Render every entry exactly as it appears.
....
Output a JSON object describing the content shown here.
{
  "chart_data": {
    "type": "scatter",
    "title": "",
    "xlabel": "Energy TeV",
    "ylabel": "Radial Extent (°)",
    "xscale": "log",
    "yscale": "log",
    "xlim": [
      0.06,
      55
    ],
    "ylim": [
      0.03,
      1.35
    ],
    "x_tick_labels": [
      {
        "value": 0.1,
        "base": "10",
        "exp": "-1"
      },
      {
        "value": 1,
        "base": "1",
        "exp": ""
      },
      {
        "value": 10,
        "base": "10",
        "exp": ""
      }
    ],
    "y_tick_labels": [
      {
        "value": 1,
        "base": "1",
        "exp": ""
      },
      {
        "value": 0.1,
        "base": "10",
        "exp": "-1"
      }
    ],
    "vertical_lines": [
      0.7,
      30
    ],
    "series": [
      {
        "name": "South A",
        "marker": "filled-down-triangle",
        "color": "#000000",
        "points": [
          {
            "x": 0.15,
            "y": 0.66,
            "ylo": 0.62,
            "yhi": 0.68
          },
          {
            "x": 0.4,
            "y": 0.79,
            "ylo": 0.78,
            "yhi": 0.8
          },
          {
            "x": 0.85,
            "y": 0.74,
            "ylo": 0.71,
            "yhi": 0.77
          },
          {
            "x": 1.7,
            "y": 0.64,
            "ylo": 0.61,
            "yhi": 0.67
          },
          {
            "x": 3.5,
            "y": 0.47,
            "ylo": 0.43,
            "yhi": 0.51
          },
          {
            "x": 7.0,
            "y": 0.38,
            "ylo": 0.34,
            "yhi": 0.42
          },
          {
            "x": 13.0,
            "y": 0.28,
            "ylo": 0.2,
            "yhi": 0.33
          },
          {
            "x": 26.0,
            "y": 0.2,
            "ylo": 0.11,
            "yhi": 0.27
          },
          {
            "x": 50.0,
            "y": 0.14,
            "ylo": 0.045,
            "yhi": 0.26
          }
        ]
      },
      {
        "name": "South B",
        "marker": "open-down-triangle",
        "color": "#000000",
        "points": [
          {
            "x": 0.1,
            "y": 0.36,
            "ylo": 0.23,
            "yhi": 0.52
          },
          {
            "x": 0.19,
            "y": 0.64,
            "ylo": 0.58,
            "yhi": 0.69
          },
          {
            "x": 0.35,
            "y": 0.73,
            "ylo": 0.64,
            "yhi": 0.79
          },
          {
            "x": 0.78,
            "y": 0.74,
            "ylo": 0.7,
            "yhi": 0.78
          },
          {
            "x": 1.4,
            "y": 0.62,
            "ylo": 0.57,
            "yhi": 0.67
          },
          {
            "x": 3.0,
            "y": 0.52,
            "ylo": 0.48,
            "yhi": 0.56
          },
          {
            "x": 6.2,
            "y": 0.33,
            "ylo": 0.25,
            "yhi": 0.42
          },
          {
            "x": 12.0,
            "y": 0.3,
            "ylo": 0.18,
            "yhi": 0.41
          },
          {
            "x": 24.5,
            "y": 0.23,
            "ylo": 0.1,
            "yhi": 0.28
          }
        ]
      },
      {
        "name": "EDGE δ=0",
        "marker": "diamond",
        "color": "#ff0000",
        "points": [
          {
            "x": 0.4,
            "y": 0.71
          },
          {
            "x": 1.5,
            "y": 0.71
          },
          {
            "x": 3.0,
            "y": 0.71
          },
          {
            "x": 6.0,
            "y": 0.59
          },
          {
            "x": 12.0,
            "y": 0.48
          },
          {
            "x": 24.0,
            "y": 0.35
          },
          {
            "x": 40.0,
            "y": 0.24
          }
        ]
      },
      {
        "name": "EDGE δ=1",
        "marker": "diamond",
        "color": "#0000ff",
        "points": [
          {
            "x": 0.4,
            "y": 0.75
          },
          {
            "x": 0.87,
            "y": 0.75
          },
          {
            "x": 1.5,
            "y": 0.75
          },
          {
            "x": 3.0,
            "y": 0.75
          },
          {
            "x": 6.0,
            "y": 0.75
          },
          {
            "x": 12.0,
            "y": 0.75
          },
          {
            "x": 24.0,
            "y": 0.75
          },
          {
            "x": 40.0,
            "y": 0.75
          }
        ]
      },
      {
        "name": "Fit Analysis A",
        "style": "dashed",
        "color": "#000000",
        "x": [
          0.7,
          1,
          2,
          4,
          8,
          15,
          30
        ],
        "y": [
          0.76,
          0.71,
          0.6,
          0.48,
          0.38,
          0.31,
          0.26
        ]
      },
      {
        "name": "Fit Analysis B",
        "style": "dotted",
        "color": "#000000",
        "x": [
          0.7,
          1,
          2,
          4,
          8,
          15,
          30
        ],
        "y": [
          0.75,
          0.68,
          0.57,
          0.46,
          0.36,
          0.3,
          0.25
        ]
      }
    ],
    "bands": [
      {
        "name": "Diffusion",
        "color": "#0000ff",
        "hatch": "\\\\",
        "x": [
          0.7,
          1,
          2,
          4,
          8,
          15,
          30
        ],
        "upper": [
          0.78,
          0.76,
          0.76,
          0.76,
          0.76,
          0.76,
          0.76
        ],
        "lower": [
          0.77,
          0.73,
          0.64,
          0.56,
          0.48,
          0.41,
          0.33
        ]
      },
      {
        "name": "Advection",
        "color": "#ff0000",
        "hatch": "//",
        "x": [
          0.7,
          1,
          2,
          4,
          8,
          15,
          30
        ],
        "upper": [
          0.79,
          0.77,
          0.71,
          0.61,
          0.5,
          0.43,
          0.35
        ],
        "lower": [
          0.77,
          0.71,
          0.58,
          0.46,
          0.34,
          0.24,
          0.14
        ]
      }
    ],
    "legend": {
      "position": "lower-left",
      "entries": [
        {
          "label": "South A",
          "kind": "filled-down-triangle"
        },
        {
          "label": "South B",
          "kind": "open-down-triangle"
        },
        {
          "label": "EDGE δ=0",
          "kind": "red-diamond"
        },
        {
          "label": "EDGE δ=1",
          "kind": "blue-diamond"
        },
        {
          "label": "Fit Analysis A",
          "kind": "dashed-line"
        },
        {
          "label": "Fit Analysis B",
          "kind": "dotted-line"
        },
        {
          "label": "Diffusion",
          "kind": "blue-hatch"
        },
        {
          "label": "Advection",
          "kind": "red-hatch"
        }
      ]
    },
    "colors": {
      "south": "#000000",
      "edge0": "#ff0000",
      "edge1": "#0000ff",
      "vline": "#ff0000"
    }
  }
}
....
▶ Expected output:
Output a JSON object describing the content shown here.
{
  "chart_data": {
    "type": "scatter",
    "title": "",
    "xlabel": "Energy TeV",
    "ylabel": "Radial Extent (°)",
    "xscale": "log",
    "yscale": "log",
    "xlim": [
      0.06,
      55
    ],
    "ylim": [
      0.03,
      1.35
    ],
    "x_tick_labels": [
      {
        "value": 0.1,
        "base": "10",
        "exp": "-1"
      },
      {
        "value": 1,
        "base": "1",
        "exp": ""
      },
      {
        "value": 10,
        "base": "10",
        "exp": ""
      }
    ],
    "y_tick_labels": [
      {
        "value": 1,
        "base": "1",
        "exp": ""
      },
      {
        "value": 0.1,
        "base": "10",
        "exp": "-1"
      }
    ],
    "vertical_lines": [
      0.7,
      30
    ],
    "series": [
      {
        "name": "South A",
        "marker": "filled-down-triangle",
        "color": "#000000",
        "points": [
          {
            "x": 0.15,
            "y": 0.66,
            "ylo": 0.62,
            "yhi": 0.68
          },
          {
            "x": 0.4,
            "y": 0.79,
            "ylo": 0.78,
            "yhi": 0.8
          },
          {
            "x": 0.85,
            "y": 0.74,
            "ylo": 0.71,
            "yhi": 0.77
          },
          {
            "x": 1.7,
            "y": 0.64,
            "ylo": 0.61,
            "yhi": 0.67
          },
          {
            "x": 3.5,
            "y": 0.47,
            "ylo": 0.43,
            "yhi": 0.51
          },
          {
            "x": 7.0,
            "y": 0.38,
            "ylo": 0.34,
            "yhi": 0.42
          },
          {
            "x": 13.0,
            "y": 0.28,
            "ylo": 0.2,
            "yhi": 0.33
          },
          {
            "x": 26.0,
            "y": 0.2,
            "ylo": 0.11,
            "yhi": 0.27
          },
          {
            "x": 50.0,
            "y": 0.14,
            "ylo": 0.045,
            "yhi": 0.26
          }
        ]
      },
      {
        "name": "South B",
        "marker": "open-down-triangle",
        "color": "#000000",
        "points": [
          {
            "x": 0.1,
            "y": 0.36,
            "ylo": 0.23,
            "yhi": 0.52
          },
          {
            "x": 0.19,
            "y": 0.64,
            "ylo": 0.58,
            "yhi": 0.69
          },
          {
            "x": 0.35,
            "y": 0.73,
            "ylo": 0.64,
            "yhi": 0.79
          },
          {
            "x": 0.78,
            "y": 0.74,
            "ylo": 0.7,
            "yhi": 0.78
          },
          {
            "x": 1.4,
            "y": 0.62,
            "ylo": 0.57,
            "yhi": 0.67
          },
          {
            "x": 3.0,
            "y": 0.52,
            "ylo": 0.48,
            "yhi": 0.56
          },
          {
            "x": 6.2,
            "y": 0.33,
            "ylo": 0.25,
            "yhi": 0.42
          },
          {
            "x": 12.0,
            "y": 0.3,
            "ylo": 0.18,
            "yhi": 0.41
          },
          {
            "x": 24.5,
            "y": 0.23,
            "ylo": 0.1,
            "yhi": 0.28
          }
        ]
      },
      {
        "name": "EDGE δ=0",
        "marker": "diamond",
        "color": "#ff0000",
        "points": [
          {
            "x": 0.4,
            "y": 0.71
          },
          {
            "x": 1.5,
            "y": 0.71
          },
          {
            "x": 3.0,
            "y": 0.71
          },
          {
            "x": 6.0,
            "y": 0.59
          },
          {
            "x": 12.0,
            "y": 0.48
          },
          {
            "x": 24.0,
            "y": 0.35
          },
          {
            "x": 40.0,
            "y": 0.24
          }
        ]
      },
      {
        "name": "EDGE δ=1",
        "marker": "diamond",
        "color": "#0000ff",
        "points": [
          {
            "x": 0.4,
            "y": 0.75
          },
          {
            "x": 0.87,
            "y": 0.75
          },
          {
            "x": 1.5,
            "y": 0.75
          },
          {
            "x": 3.0,
            "y": 0.75
          },
          {
            "x": 6.0,
            "y": 0.75
          },
          {
            "x": 12.0,
            "y": 0.75
          },
          {
            "x": 24.0,
            "y": 0.75
          },
          {
            "x": 40.0,
            "y": 0.75
          }
        ]
      },
      {
        "name": "Fit Analysis A",
        "style": "dashed",
        "color": "#000000",
        "x": [
          0.7,
          1,
          2,
          4,
          8,
          15,
          30
        ],
        "y": [
          0.76,
          0.71,
          0.6,
          0.48,
          0.38,
          0.31,
          0.26
        ]
      },
      {
        "name": "Fit Analysis B",
        "style": "dotted",
        "color": "#000000",
        "x": [
          0.7,
          1,
          2,
          4,
          8,
          15,
          30
        ],
        "y": [
          0.75,
          0.68,
          0.57,
          0.46,
          0.36,
          0.3,
          0.25
        ]
      }
    ],
    "bands": [
      {
        "name": "Diffusion",
        "color": "#0000ff",
        "hatch": "\\\\",
        "x": [
          0.7,
          1,
          2,
          4,
          8,
          15,
          30
        ],
        "upper": [
          0.78,
          0.76,
          0.76,
          0.76,
          0.76,
          0.76,
          0.76
        ],
        "lower": [
          0.77,
          0.73,
          0.64,
          0.56,
          0.48,
          0.41,
          0.33
        ]
      },
      {
        "name": "Advection",
        "color": "#ff0000",
        "hatch": "//",
        "x": [
          0.7,
          1,
          2,
          4,
          8,
          15,
          30
        ],
        "upper": [
          0.79,
          0.77,
          0.71,
          0.61,
          0.5,
          0.43,
          0.35
        ],
        "lower": [
          0.77,
          0.71,
          0.58,
          0.46,
          0.34,
          0.24,
          0.14
        ]
      }
    ],
    "legend": {
      "position": "lower-left",
      "entries": [
        {
          "label": "South A",
          "kind": "filled-down-triangle"
        },
        {
          "label": "South B",
          "kind": "open-down-triangle"
        },
        {
          "label": "EDGE δ=0",
          "kind": "red-diamond"
        },
        {
          "label": "EDGE δ=1",
          "kind": "blue-diamond"
        },
        {
          "label": "Fit Analysis A",
          "kind": "dashed-line"
        },
        {
          "label": "Fit Analysis B",
          "kind": "dotted-line"
        },
        {
          "label": "Diffusion",
          "kind": "blue-hatch"
        },
        {
          "label": "Advection",
          "kind": "red-hatch"
        }
      ]
    },
    "colors": {
      "south": "#000000",
      "edge0": "#ff0000",
      "edge1": "#0000ff",
      "vline": "#ff0000"
    }
  }
}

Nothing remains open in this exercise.